## Stored data

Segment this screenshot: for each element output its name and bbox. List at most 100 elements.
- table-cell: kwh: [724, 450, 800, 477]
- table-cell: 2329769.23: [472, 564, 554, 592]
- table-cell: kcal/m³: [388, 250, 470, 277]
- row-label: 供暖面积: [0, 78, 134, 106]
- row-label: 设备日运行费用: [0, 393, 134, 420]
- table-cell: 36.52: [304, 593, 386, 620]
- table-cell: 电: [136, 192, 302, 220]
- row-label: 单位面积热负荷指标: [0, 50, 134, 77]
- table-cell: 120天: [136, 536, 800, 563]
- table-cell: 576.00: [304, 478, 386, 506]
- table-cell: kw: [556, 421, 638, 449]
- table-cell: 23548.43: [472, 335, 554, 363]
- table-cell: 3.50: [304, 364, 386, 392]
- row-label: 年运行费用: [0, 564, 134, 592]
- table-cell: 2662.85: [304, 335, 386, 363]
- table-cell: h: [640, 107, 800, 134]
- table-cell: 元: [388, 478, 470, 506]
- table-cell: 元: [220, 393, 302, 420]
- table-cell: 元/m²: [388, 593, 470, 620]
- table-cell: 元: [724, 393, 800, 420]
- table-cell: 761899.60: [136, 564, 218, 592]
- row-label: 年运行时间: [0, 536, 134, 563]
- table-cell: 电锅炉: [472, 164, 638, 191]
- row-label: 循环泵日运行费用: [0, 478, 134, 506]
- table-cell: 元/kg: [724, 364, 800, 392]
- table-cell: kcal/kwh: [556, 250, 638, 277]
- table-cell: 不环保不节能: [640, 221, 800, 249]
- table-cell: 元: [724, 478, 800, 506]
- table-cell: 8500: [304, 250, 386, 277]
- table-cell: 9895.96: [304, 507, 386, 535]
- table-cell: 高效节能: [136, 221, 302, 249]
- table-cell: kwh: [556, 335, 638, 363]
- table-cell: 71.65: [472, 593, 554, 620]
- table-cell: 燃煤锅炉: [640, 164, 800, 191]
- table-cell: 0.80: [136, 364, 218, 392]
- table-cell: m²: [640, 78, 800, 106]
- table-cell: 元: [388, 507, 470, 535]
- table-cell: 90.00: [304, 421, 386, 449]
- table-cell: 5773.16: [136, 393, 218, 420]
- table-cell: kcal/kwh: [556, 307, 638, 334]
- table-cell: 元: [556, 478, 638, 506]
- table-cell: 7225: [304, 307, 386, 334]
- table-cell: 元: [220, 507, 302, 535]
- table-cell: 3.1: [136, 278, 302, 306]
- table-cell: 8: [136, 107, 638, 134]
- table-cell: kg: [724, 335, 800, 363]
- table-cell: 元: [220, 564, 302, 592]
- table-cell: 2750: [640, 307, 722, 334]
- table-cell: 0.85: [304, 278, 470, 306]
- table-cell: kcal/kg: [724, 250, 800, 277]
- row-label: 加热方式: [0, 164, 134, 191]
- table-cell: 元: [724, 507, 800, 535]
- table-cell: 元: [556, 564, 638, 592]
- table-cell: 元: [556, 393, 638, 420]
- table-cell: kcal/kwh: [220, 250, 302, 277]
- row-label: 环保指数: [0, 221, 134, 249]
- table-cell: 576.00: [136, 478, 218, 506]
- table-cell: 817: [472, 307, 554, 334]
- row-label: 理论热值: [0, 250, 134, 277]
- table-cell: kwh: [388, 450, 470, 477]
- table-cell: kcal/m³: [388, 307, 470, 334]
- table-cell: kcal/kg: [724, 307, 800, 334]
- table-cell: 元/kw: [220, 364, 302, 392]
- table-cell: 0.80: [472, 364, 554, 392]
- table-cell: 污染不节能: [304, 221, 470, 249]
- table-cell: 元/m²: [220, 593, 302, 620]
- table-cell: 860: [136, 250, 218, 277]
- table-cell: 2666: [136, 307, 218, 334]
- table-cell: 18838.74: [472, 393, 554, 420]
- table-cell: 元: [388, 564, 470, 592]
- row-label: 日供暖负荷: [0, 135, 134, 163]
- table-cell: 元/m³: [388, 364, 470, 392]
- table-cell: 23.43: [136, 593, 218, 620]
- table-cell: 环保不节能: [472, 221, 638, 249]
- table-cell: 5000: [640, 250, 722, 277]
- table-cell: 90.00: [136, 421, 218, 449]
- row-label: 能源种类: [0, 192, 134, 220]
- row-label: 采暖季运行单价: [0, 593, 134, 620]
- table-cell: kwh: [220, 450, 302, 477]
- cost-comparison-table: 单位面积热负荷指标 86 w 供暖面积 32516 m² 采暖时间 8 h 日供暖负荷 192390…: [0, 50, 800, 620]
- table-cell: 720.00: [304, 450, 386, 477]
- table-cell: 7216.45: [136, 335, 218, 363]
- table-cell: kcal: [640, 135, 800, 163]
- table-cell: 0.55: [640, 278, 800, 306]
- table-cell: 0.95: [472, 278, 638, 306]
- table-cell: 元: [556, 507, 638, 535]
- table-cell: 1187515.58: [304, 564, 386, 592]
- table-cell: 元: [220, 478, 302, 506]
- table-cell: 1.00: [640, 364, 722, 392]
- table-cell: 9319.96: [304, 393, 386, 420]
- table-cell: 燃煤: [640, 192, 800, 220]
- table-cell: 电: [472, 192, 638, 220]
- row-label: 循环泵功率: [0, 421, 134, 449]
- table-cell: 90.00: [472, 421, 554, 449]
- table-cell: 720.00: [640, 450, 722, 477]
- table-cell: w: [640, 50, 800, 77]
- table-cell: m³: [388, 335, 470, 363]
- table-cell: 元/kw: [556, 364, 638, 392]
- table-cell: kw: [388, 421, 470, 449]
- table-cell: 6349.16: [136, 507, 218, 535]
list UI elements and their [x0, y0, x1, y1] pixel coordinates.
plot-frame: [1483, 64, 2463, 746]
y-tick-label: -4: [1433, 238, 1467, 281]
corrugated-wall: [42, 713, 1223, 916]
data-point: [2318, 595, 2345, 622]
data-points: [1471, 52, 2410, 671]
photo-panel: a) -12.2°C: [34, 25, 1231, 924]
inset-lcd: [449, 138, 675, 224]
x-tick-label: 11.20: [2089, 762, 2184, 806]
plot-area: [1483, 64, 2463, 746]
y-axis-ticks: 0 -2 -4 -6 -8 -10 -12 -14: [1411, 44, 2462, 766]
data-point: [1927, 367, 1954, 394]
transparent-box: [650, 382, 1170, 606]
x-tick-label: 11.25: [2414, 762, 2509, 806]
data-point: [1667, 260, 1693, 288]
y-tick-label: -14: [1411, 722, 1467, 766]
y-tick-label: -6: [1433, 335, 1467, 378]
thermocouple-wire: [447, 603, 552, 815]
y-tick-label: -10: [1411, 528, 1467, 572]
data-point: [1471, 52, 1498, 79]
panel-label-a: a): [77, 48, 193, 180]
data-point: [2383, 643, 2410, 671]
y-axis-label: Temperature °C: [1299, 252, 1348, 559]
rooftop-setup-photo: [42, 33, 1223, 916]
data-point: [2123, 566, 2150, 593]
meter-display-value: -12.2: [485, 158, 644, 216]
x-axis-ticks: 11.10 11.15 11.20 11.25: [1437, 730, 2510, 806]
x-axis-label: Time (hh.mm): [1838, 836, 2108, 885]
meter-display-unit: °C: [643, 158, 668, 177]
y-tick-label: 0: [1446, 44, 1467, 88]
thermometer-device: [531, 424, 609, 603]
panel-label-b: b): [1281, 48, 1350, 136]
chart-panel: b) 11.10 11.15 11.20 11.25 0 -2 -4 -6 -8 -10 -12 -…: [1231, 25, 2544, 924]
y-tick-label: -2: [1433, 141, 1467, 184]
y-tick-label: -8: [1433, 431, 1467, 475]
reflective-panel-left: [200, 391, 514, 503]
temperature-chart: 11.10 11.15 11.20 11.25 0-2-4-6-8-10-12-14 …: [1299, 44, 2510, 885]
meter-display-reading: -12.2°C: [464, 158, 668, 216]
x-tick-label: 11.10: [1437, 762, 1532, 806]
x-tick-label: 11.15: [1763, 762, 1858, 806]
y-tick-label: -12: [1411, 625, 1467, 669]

## Work required
Reproduce the listing verbatim from its first line through the line that contains "- table-cell: 120天: [136, 536, 800, 563]", including both of those lines.

## Expected output
Segment this screenshot: for each element output its name and bbox. List at most 100 elements.
- table-cell: kwh: [724, 450, 800, 477]
- table-cell: 2329769.23: [472, 564, 554, 592]
- table-cell: kcal/m³: [388, 250, 470, 277]
- row-label: 供暖面积: [0, 78, 134, 106]
- row-label: 设备日运行费用: [0, 393, 134, 420]
- table-cell: 36.52: [304, 593, 386, 620]
- table-cell: 电: [136, 192, 302, 220]
- row-label: 单位面积热负荷指标: [0, 50, 134, 77]
- table-cell: 120天: [136, 536, 800, 563]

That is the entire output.